Exercise directions:
Search the entries below. Return every line that has "Número" in it.

-- Begin --

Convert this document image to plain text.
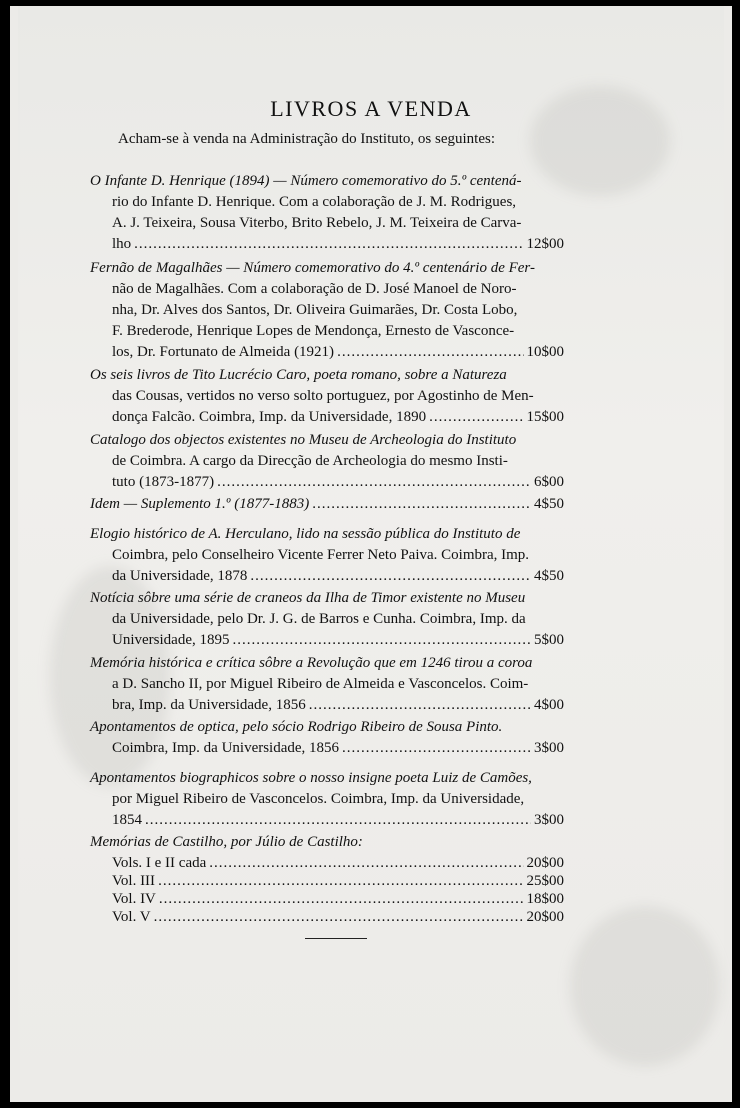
LIVROS A VENDA
Acham-se à venda na Administração do Instituto, os seguintes:
O Infante D. Henrique (1894) — Número comemorativo do 5.º centená-
rio do Infante D. Henrique. Com a colaboração de J. M. Rodrigues,
A. J. Teixeira, Sousa Viterbo, Brito Rebelo, J. M. Teixeira de Carva-
lho .....	12$00
Fernão de Magalhães — Número comemorativo do 4.º centenário de Fer-
não de Magalhães. Com a colaboração de D. José Manoel de Noro-
nha, Dr. Alves dos Santos, Dr. Oliveira Guimarães, Dr. Costa Lobo,
F. Brederode, Henrique Lopes de Mendonça, Ernesto de Vasconce-
los, Dr. Fortunato de Almeida (1921) .....	10$00
Os seis livros de Tito Lucrécio Caro, poeta romano, sobre a Natureza
das Cousas, vertidos no verso solto portuguez, por Agostinho de Men-
donça Falcão. Coimbra, Imp. da Universidade, 1890 .....	15$00
Catalogo dos objectos existentes no Museu de Archeologia do Instituto
de Coimbra. A cargo da Direcção de Archeologia do mesmo Insti-
tuto (1873-1877) .....	6$00
Idem — Suplemento 1.º (1877-1883) .....	4$50
Elogio histórico de A. Herculano, lido na sessão pública do Instituto de
Coimbra, pelo Conselheiro Vicente Ferrer Neto Paiva. Coimbra, Imp.
da Universidade, 1878 .....	4$50
Notícia sôbre uma série de craneos da Ilha de Timor existente no Museu
da Universidade, pelo Dr. J. G. de Barros e Cunha. Coimbra, Imp. da
Universidade, 1895 .....	5$00
Memória histórica e crítica sôbre a Revolução que em 1246 tirou a coroa
a D. Sancho II, por Miguel Ribeiro de Almeida e Vasconcelos. Coim-
bra, Imp. da Universidade, 1856 .....	4$00
Apontamentos de optica, pelo sócio Rodrigo Ribeiro de Sousa Pinto.
Coimbra, Imp. da Universidade, 1856 .....	3$00
Apontamentos biographicos sobre o nosso insigne poeta Luiz de Camões,
por Miguel Ribeiro de Vasconcelos. Coimbra, Imp. da Universidade,
1854 .....	3$00
Memórias de Castilho, por Júlio de Castilho:
Vols. I e II cada .....	20$00
Vol. III .....	25$00
Vol. IV .....	18$00
Vol. V .....	20$00
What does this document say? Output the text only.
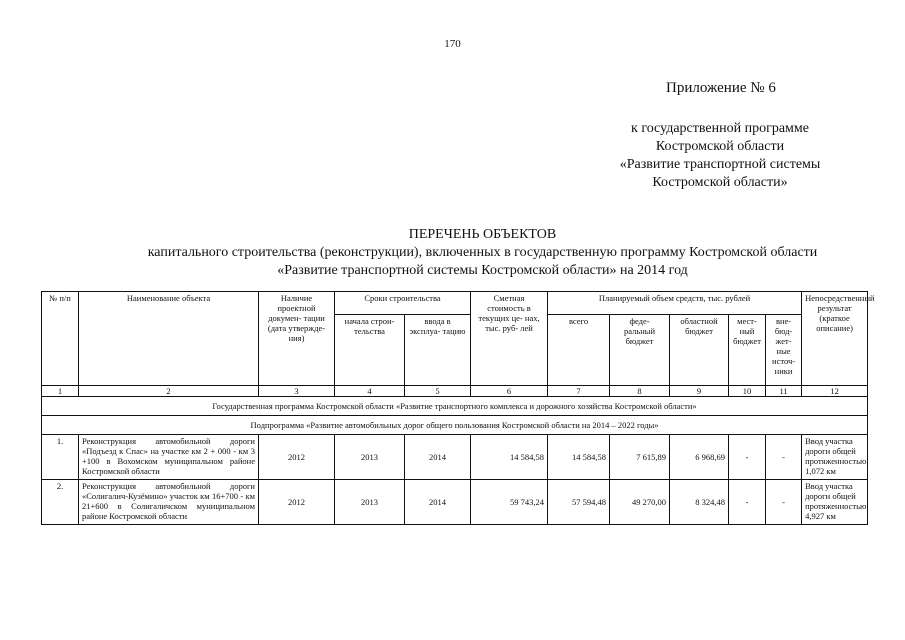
170
Приложение № 6
к государственной программе
Костромской области
«Развитие транспортной системы
Костромской области»
ПЕРЕЧЕНЬ ОБЪЕКТОВ
капитального строительства (реконструкции), включенных в государственную программу Костромской области
«Развитие транспортной системы Костромской области» на 2014 год
№ п/п	Наименование объекта	Наличие проектной докумен- тации (дата утвержде- ния)	Сроки строительства		Сметная стоимость в текущих це- нах, тыс. руб- лей	Планируемый объем средств, тыс. рублей					Непосредственный результат (краткое описание)
			начала строи- тельства	ввода в эксплуа- тацию		всего	феде- ральный бюджет	областной бюджет	мест- ный бюджет	вне- бюд- жет- ные источ- ники	
1	2	3	4	5	6	7	8	9	10	11	12
Государственная программа Костромской области «Развитие транспортного комплекса и дорожного хозяйства Костромской области»											
Подпрограмма «Развитие автомобильных дорог общего пользования Костромской области на 2014 – 2022 годы»											
1.	Реконструкция автомобильной дороги «Подъезд к Спас» на участке км 2 + 000 - км 3 +100 в Вохомском муниципальном районе Костромской области	2012	2013	2014	14 584,58	14 584,58	7 615,89	6 968,69	-	-	Ввод участка дороги общей протяженностью 1,072 км
2.	Реконструкция автомобильной дороги «Солигалич-Кузёмино» участок км 16+700 - км 21+600 в Солигаличском муниципальном районе Костромской области	2012	2013	2014	59 743,24	57 594,48	49 270,00	8 324,48	-	-	Ввод участка дороги общей протяженностью 4,927 км
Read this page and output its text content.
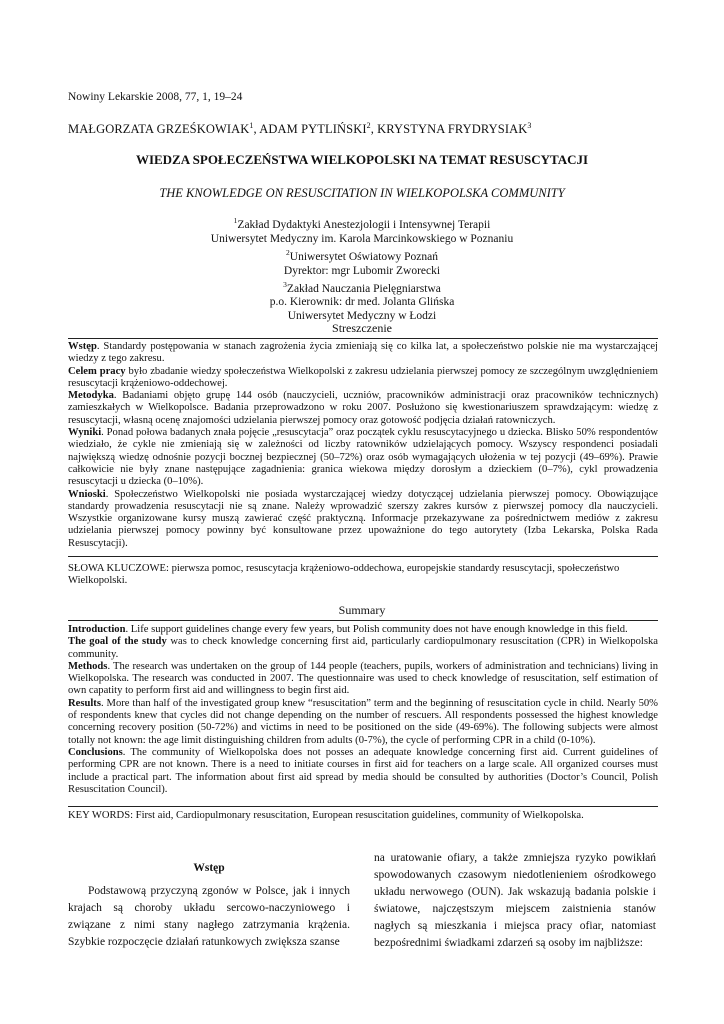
Nowiny Lekarskie 2008, 77, 1, 19–24
MAŁGORZATA GRZEŚKOWIAK$^1$, ADAM PYTLIŃSKI$^2$, KRYSTYNA FRYDRYSIAK$^3$
WIEDZA SPOŁECZEŃSTWA WIELKOPOLSKI NA TEMAT RESUSCYTACJI
THE KNOWLEDGE ON RESUSCITATION IN WIELKOPOLSKA COMMUNITY
$^1$Zakład Dydaktyki Anestezjologii i Intensywnej Terapii
Uniwersytet Medyczny im. Karola Marcinkowskiego w Poznaniu
$^2$Uniwersytet Oświatowy Poznań
Dyrektor: mgr Lubomir Zworecki
$^3$Zakład Nauczania Pielęgniarstwa
p.o. Kierownik: dr med. Jolanta Glińska
Uniwersytet Medyczny w Łodzi
Streszczenie

Wstęp. Standardy postępowania w stanach zagrożenia życia zmieniają się co kilka lat, a społeczeństwo polskie nie ma wystarczającej wiedzy z tego zakresu.

Celem pracy było zbadanie wiedzy społeczeństwa Wielkopolski z zakresu udzielania pierwszej pomocy ze szczególnym uwzględnieniem resuscytacji krążeniowo-oddechowej.

Metodyka. Badaniami objęto grupę 144 osób (nauczycieli, uczniów, pracowników administracji oraz pracowników technicznych) zamieszkałych w Wielkopolsce. Badania przeprowadzono w roku 2007. Posłużono się kwestionariuszem sprawdzającym: wiedzę z resuscytacji, własną ocenę znajomości udzielania pierwszej pomocy oraz gotowość podjęcia działań ratowniczych.

Wyniki. Ponad połowa badanych znała pojęcie „resuscytacja” oraz początek cyklu resuscytacyjnego u dziecka. Blisko 50% respondentów wiedziało, że cykle nie zmieniają się w zależności od liczby ratowników udzielających pomocy. Wszyscy respondenci posiadali największą wiedzę odnośnie pozycji bocznej bezpiecznej (50–72%) oraz osób wymagających ułożenia w tej pozycji (49–69%). Prawie całkowicie nie były znane następujące zagadnienia: granica wiekowa między dorosłym a dzieckiem (0–7%), cykl prowadzenia resuscytacji u dziecka (0–10%).

Wnioski. Społeczeństwo Wielkopolski nie posiada wystarczającej wiedzy dotyczącej udzielania pierwszej pomocy. Obowiązujące standardy prowadzenia resuscytacji nie są znane. Należy wprowadzić szerszy zakres kursów z pierwszej pomocy dla nauczycieli. Wszystkie organizowane kursy muszą zawierać część praktyczną. Informacje przekazywane za pośrednictwem mediów z zakresu udzielania pierwszej pomocy powinny być konsultowane przez upoważnione do tego autorytety (Izba Lekarska, Polska Rada Resuscytacji).

SŁOWA KLUCZOWE: pierwsza pomoc, resuscytacja krążeniowo-oddechowa, europejskie standardy resuscytacji, społeczeństwo Wielkopolski.
Summary

Introduction. Life support guidelines change every few years, but Polish community does not have enough knowledge in this field.

The goal of the study was to check knowledge concerning first aid, particularly cardiopulmonary resuscitation (CPR) in Wielkopolska community.

Methods. The research was undertaken on the group of 144 people (teachers, pupils, workers of administration and technicians) living in Wielkopolska. The research was conducted in 2007. The questionnaire was used to check knowledge of resuscitation, self estimation of own capatity to perform first aid and willingness to begin first aid.

Results. More than half of the investigated group knew “resuscitation” term and the beginning of resuscitation cycle in child. Nearly 50% of respondents knew that cycles did not change depending on the number of rescuers. All respondents possessed the highest knowledge concerning recovery position (50-72%) and victims in need to be positioned on the side (49-69%). The following subjects were almost totally not known: the age limit distinguishing children from adults (0-7%), the cycle of performing CPR in a child (0-10%).

Conclusions. The community of Wielkopolska does not posses an adequate knowledge concerning first aid. Current guidelines of performing CPR are not known. There is a need to initiate courses in first aid for teachers on a large scale. All organized courses must include a practical part. The information about first aid spread by media should be consulted by authorities (Doctor’s Council, Polish Resuscitation Council).

KEY WORDS: First aid, Cardiopulmonary resuscitation, European resuscitation guidelines, community of Wielkopolska.
Wstęp

Podstawową przyczyną zgonów w Polsce, jak i innych krajach są choroby układu sercowo-naczyniowego i związane z nimi stany nagłego zatrzymania krążenia. Szybkie rozpoczęcie działań ratunkowych zwiększa szanse

na uratowanie ofiary, a także zmniejsza ryzyko powikłań spowodowanych czasowym niedotlenieniem ośrodkowego układu nerwowego (OUN). Jak wskazują badania polskie i światowe, najczęstszym miejscem zaistnienia stanów nagłych są mieszkania i miejsca pracy ofiar, natomiast bezpośrednimi świadkami zdarzeń są osoby im najbliższe:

-- End --

Task answer:
O Infante D. Henrique (1894) — Número comemorativo do 5.º centená-
Fernão de Magalhães — Número comemorativo do 4.º centenário de Fer-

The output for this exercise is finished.